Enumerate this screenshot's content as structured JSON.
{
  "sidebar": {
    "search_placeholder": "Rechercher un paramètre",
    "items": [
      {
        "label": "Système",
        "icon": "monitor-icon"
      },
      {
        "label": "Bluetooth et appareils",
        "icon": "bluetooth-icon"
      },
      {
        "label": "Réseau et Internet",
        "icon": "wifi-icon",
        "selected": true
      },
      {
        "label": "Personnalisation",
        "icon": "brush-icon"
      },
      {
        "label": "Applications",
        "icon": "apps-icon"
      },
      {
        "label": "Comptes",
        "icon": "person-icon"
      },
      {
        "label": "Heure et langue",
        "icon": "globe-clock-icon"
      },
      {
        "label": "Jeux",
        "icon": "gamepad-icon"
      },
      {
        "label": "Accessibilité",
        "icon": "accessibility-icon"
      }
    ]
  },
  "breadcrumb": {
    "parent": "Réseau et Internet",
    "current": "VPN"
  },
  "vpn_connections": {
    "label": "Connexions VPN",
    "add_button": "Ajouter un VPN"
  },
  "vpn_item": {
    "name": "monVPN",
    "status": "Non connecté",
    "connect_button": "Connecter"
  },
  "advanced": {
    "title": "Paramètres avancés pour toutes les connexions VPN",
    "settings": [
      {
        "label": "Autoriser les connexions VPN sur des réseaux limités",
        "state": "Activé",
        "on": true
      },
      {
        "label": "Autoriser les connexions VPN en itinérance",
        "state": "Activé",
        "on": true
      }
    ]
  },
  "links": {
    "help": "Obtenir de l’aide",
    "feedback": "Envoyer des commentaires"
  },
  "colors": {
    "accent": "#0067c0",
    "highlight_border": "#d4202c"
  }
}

·····

- [SHORT PROBLEM] Copy out the whole listing exactly; please set it all down.

- [EXERCISE RESPONSE]
Enumerate this screenshot's content as structured JSON.
{
  "sidebar": {
    "search_placeholder": "Rechercher un paramètre",
    "items": [
      {
        "label": "Système",
        "icon": "monitor-icon"
      },
      {
        "label": "Bluetooth et appareils",
        "icon": "bluetooth-icon"
      },
      {
        "label": "Réseau et Internet",
        "icon": "wifi-icon",
        "selected": true
      },
      {
        "label": "Personnalisation",
        "icon": "brush-icon"
      },
      {
        "label": "Applications",
        "icon": "apps-icon"
      },
      {
        "label": "Comptes",
        "icon": "person-icon"
      },
      {
        "label": "Heure et langue",
        "icon": "globe-clock-icon"
      },
      {
        "label": "Jeux",
        "icon": "gamepad-icon"
      },
      {
        "label": "Accessibilité",
        "icon": "accessibility-icon"
      }
    ]
  },
  "breadcrumb": {
    "parent": "Réseau et Internet",
    "current": "VPN"
  },
  "vpn_connections": {
    "label": "Connexions VPN",
    "add_button": "Ajouter un VPN"
  },
  "vpn_item": {
    "name": "monVPN",
    "status": "Non connecté",
    "connect_button": "Connecter"
  },
  "advanced": {
    "title": "Paramètres avancés pour toutes les connexions VPN",
    "settings": [
      {
        "label": "Autoriser les connexions VPN sur des réseaux limités",
        "state": "Activé",
        "on": true
      },
      {
        "label": "Autoriser les connexions VPN en itinérance",
        "state": "Activé",
        "on": true
      }
    ]
  },
  "links": {
    "help": "Obtenir de l’aide",
    "feedback": "Envoyer des commentaires"
  },
  "colors": {
    "accent": "#0067c0",
    "highlight_border": "#d4202c"
  }
}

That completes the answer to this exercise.